◆ WORK INSTRUCTIONS
Work out how many lines in the data hold the word "based", and reply with that number only.

◆ DATA RECORDS

:::::

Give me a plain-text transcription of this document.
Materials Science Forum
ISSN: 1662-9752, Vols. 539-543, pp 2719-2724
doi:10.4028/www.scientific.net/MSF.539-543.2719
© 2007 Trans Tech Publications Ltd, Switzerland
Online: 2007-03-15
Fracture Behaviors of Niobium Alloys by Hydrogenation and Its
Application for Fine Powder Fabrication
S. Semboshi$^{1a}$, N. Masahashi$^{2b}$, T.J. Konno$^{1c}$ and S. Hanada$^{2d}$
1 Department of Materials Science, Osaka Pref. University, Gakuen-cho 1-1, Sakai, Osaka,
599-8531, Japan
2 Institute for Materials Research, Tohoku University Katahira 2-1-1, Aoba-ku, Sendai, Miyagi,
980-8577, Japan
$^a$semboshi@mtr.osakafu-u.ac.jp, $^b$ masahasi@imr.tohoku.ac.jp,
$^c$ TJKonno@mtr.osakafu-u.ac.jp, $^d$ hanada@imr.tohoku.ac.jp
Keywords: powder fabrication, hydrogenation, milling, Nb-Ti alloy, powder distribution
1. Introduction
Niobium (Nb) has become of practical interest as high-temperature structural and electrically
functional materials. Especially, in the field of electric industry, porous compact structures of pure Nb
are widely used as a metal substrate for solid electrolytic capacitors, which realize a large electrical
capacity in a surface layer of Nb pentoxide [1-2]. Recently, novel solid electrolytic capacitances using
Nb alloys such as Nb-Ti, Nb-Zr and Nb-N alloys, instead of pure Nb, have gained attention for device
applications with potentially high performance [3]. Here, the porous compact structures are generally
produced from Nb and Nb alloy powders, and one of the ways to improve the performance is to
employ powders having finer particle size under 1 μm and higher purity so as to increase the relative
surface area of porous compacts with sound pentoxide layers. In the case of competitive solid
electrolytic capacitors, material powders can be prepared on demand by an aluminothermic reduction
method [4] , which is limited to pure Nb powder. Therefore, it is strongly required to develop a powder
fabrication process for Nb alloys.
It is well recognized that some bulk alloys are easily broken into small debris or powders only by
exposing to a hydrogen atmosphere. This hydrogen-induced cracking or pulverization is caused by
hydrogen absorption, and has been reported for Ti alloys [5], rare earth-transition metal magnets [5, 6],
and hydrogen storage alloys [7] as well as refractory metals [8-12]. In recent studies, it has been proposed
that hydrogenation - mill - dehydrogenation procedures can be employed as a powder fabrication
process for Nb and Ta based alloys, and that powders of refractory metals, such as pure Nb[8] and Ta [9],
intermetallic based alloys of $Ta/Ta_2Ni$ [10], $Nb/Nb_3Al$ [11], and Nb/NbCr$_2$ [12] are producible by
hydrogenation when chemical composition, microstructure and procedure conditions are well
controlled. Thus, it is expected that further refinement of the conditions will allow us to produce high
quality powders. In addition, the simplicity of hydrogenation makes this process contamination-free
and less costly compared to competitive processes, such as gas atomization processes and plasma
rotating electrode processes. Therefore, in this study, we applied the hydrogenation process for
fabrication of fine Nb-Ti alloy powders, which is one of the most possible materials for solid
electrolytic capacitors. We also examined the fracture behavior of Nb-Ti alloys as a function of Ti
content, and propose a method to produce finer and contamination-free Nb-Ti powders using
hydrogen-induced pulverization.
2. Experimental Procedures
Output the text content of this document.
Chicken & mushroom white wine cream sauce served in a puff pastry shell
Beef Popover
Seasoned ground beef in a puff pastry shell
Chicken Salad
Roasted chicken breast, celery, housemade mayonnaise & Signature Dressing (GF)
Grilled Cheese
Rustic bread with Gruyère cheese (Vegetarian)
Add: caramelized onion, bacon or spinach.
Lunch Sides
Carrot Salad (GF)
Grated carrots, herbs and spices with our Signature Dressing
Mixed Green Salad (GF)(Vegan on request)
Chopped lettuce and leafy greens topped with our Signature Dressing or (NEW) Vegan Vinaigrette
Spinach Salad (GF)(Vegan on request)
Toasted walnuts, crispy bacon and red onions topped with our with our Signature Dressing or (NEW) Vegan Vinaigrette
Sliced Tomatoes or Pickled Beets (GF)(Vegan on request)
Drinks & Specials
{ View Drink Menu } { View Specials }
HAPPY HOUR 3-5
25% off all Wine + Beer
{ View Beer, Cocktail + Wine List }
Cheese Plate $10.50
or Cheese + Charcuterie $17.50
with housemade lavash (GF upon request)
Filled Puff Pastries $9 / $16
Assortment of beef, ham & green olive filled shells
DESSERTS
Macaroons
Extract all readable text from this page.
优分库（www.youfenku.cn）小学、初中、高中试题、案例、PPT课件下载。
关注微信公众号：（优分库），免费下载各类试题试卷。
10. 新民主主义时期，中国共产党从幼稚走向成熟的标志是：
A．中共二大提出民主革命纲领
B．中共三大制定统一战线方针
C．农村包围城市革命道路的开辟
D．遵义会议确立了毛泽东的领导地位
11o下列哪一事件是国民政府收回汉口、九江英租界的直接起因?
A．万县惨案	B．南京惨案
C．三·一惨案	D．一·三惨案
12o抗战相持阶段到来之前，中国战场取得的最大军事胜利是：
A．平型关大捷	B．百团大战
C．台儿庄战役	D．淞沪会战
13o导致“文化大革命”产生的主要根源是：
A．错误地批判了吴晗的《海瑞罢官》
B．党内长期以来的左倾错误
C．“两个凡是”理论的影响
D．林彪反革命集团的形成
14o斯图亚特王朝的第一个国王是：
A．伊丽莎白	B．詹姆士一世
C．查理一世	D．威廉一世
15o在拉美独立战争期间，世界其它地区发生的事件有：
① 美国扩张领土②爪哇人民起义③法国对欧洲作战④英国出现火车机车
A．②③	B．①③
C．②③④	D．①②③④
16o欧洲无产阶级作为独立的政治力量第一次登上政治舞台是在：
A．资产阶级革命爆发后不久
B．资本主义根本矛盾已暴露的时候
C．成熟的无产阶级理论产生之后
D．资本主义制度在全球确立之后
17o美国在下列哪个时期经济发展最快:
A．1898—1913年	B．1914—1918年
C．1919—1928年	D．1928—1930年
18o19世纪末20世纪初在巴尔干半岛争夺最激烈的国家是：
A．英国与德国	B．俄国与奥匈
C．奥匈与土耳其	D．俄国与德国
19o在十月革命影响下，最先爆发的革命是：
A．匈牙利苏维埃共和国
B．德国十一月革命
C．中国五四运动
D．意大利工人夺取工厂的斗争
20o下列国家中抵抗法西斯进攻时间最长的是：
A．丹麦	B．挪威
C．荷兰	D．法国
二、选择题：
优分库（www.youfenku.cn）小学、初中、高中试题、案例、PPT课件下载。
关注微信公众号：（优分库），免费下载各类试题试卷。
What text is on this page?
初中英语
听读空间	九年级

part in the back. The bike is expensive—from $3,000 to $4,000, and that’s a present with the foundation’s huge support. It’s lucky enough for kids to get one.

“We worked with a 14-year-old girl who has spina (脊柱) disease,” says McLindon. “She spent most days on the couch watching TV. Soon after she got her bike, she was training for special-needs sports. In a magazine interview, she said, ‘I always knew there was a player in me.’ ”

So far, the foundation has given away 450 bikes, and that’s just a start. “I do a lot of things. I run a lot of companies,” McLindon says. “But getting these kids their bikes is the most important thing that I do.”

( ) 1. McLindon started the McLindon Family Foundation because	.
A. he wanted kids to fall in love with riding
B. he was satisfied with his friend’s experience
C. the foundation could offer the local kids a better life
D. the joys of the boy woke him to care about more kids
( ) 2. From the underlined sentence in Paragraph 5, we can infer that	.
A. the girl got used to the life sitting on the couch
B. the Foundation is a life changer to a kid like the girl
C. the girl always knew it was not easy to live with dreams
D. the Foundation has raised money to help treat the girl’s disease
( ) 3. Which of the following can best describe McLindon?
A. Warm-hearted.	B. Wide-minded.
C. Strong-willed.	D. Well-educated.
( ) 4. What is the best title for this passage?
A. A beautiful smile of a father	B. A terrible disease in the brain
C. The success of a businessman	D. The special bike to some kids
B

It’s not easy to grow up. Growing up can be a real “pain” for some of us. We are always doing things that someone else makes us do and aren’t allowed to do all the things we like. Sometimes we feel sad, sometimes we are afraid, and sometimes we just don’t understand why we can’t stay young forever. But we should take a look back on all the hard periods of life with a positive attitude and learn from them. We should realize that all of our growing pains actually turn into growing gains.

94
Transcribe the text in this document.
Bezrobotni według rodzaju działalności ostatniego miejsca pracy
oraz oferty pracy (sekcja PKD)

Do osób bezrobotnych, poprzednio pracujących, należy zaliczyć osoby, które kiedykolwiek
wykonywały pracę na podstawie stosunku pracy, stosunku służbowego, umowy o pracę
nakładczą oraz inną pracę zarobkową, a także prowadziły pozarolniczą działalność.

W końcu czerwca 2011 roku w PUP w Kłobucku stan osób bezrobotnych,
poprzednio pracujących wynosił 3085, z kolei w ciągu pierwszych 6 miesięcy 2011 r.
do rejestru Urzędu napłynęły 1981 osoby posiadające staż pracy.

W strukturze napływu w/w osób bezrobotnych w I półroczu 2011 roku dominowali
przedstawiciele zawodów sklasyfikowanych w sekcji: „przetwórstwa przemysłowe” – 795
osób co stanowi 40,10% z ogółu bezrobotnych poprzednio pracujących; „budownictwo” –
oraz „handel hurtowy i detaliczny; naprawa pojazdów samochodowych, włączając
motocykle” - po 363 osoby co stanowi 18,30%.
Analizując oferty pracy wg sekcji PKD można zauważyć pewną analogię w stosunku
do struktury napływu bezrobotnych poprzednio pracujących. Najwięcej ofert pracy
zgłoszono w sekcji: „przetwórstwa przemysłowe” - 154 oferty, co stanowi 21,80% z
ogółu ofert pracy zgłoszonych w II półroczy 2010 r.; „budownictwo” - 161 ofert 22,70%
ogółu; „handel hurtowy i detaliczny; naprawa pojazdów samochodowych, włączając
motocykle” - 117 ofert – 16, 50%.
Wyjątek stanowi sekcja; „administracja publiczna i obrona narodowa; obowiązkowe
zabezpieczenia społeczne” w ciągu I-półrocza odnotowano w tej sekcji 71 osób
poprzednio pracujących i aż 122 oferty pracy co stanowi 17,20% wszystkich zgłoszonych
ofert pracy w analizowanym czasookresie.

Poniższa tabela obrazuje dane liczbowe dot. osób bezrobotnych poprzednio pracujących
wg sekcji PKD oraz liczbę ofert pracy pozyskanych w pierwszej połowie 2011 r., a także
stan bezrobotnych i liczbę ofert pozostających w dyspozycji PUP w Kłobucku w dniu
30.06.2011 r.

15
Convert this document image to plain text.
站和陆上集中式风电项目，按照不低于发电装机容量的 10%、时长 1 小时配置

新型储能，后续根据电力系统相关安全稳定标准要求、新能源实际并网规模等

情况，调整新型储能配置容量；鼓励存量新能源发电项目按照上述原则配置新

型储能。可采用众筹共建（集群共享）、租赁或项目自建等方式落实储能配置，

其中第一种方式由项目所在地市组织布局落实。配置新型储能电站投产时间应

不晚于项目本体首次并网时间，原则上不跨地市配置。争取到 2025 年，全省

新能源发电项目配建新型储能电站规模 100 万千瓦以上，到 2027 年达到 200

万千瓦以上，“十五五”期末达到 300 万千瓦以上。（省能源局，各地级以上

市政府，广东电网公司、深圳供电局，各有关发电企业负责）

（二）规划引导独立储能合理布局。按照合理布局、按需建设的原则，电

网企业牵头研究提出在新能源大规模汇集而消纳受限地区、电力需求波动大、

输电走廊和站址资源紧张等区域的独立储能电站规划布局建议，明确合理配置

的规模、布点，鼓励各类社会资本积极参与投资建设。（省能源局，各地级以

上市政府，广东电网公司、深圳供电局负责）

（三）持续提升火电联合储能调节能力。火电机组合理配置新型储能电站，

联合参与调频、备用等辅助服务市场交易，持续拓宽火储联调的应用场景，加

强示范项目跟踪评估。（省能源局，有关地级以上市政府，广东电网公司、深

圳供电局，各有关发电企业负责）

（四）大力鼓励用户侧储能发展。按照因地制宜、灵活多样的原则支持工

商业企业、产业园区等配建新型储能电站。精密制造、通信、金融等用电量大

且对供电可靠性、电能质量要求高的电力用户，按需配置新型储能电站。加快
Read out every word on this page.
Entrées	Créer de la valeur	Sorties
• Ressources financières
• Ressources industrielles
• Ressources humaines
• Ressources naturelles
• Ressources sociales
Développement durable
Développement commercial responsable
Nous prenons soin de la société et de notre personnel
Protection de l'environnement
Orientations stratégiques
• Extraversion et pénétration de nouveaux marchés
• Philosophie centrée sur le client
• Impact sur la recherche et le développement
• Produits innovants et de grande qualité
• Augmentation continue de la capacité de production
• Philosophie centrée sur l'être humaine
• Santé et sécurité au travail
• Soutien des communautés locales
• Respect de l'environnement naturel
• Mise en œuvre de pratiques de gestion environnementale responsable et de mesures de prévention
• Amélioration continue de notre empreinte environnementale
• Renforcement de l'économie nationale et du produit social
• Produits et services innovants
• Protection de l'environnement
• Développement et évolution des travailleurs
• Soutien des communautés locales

:::::

◆ TASK ANSWER
2